Give the number of lines that contain the string "JSON", and nothing else.
Start of Data shown
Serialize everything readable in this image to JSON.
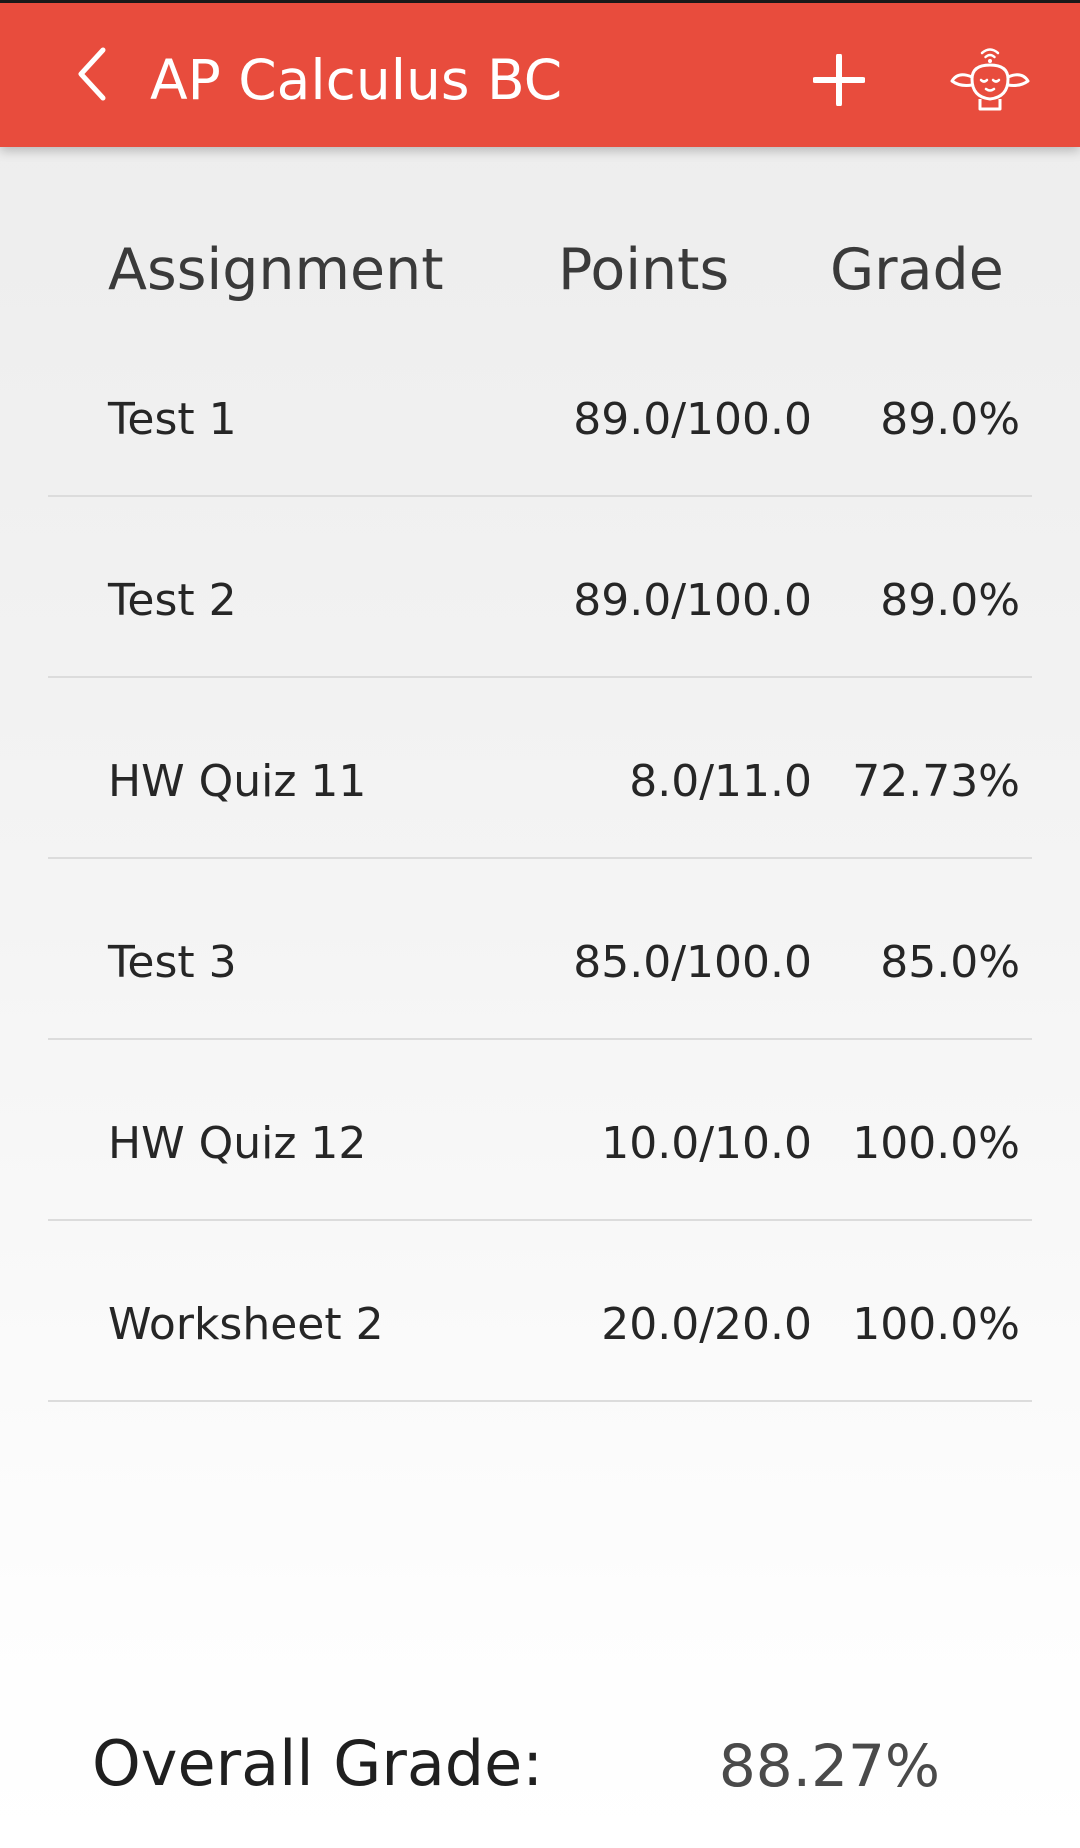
{
  "app_bar": {
    "title": "AP Calculus BC",
    "background_color": "#e84c3d",
    "back_icon": "chevron-left-icon",
    "add_icon": "plus-icon",
    "mascot_icon": "mascot-wifi-icon"
  },
  "table": {
    "headers": {
      "assignment": "Assignment",
      "points": "Points",
      "grade": "Grade"
    },
    "rows": [
      {
        "name": "Test 1",
        "points": "89.0/100.0",
        "grade": "89.0%"
      },
      {
        "name": "Test 2",
        "points": "89.0/100.0",
        "grade": "89.0%"
      },
      {
        "name": "HW Quiz 11",
        "points": "8.0/11.0",
        "grade": "72.73%"
      },
      {
        "name": "Test 3",
        "points": "85.0/100.0",
        "grade": "85.0%"
      },
      {
        "name": "HW Quiz 12",
        "points": "10.0/10.0",
        "grade": "100.0%"
      },
      {
        "name": "Worksheet 2",
        "points": "20.0/20.0",
        "grade": "100.0%"
      }
    ]
  },
  "overall": {
    "label": "Overall Grade:",
    "value": "88.27%"
  }
}
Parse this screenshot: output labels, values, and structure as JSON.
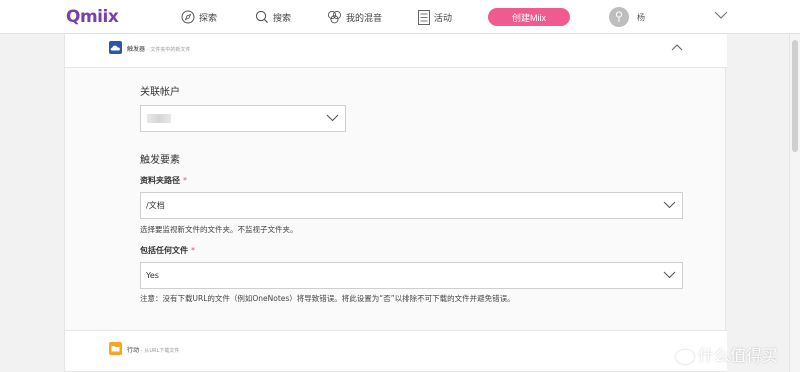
{
  "nav": {
    "logo": "Qmiix",
    "explore": "探索",
    "search": "搜索",
    "my_mixes": "我的混音",
    "activity": "活动",
    "create_button": "创建Miix",
    "user": "杨"
  },
  "trigger": {
    "title": "触发器",
    "subtitle": "- 文件夹中的新文件",
    "account_label": "关联帐户",
    "elements_heading": "触发要素",
    "folder_path_label": "资料夹路径",
    "folder_path_value": "/文档",
    "folder_hint": "选择要监视新文件的文件夹。不监视子文件夹。",
    "include_label": "包括任何文件",
    "include_value": "Yes",
    "note": "注意：没有下载URL的文件（例如OneNotes）将导致错误。将此设置为“否”以排除不可下载的文件并避免错误。",
    "required_mark": "*"
  },
  "action": {
    "title": "行动",
    "subtitle": "- 从URL下载文件"
  },
  "watermark": "什么值得买",
  "colors": {
    "brand": "#7b3fa8",
    "create": "#ef5b8e",
    "trigger_icon": "#2b57a8",
    "action_icon": "#f5a623"
  }
}
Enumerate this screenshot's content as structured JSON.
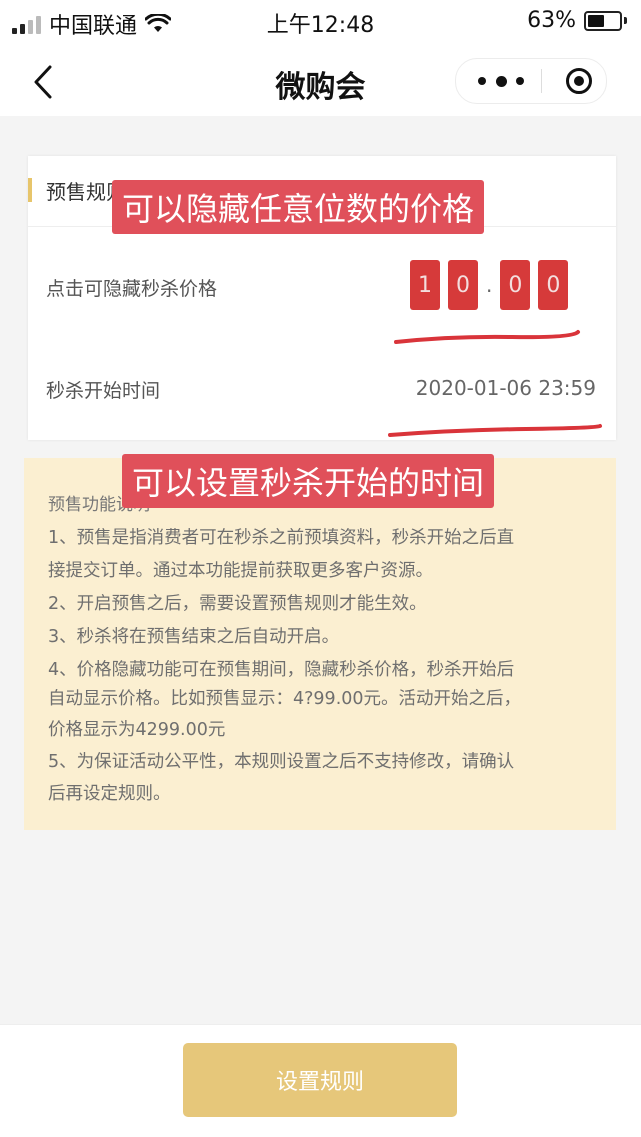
{
  "status_bar": {
    "carrier": "中国联通",
    "time": "上午12:48",
    "battery_percent": "63%",
    "battery_level": 0.63,
    "signal_bars": 2
  },
  "nav": {
    "title": "微购会"
  },
  "card": {
    "title": "预售规则",
    "price_label": "点击可隐藏秒杀价格",
    "price_digits": [
      "1",
      "0",
      "0",
      "0"
    ],
    "price_separator": ".",
    "time_label": "秒杀开始时间",
    "time_value": "2020-01-06 23:59"
  },
  "info": {
    "title": "预售功能说明",
    "lines": [
      "1、预售是指消费者可在秒杀之前预填资料，秒杀开始之后直",
      "接提交订单。通过本功能提前获取更多客户资源。",
      "2、开启预售之后，需要设置预售规则才能生效。",
      "3、秒杀将在预售结束之后自动开启。",
      "4、价格隐藏功能可在预售期间，隐藏秒杀价格，秒杀开始后",
      "自动显示价格。比如预售显示：4?99.00元。活动开始之后，",
      "价格显示为4299.00元",
      "5、为保证活动公平性，本规则设置之后不支持修改，请确认",
      "后再设定规则。"
    ]
  },
  "button": {
    "label": "设置规则"
  },
  "annotations": {
    "price_note": "可以隐藏任意位数的价格",
    "time_note": "可以设置秒杀开始的时间"
  },
  "colors": {
    "accent_gold": "#e6c77a",
    "info_bg": "#fbefd1",
    "digit_red": "#d63a3a",
    "annotation_red": "#e0505a"
  }
}
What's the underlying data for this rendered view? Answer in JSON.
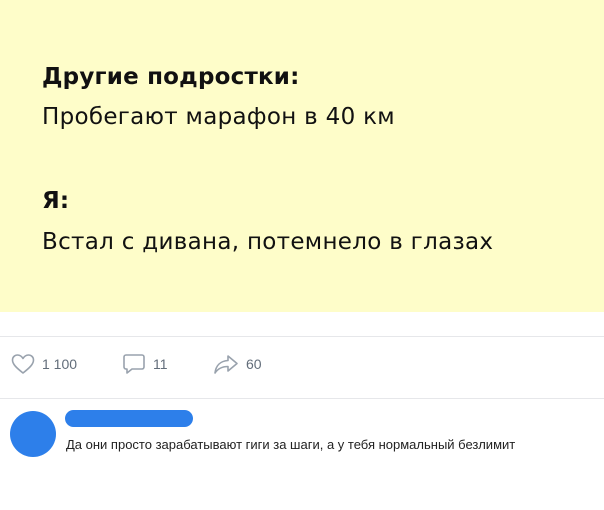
{
  "meme": {
    "heading1": "Другие подростки:",
    "text1": "Пробегают марафон в 40 км",
    "heading2": "Я:",
    "text2": "Встал с дивана, потемнело в глазах",
    "background": "#fefdc9"
  },
  "actions": {
    "likes": "1 100",
    "comments": "11",
    "shares": "60"
  },
  "comment": {
    "text": "Да они просто зарабатывают гиги за шаги, а у тебя нормальный безлимит",
    "avatar_color": "#2d7fea"
  }
}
End of Data shown
■ **Written solution**
4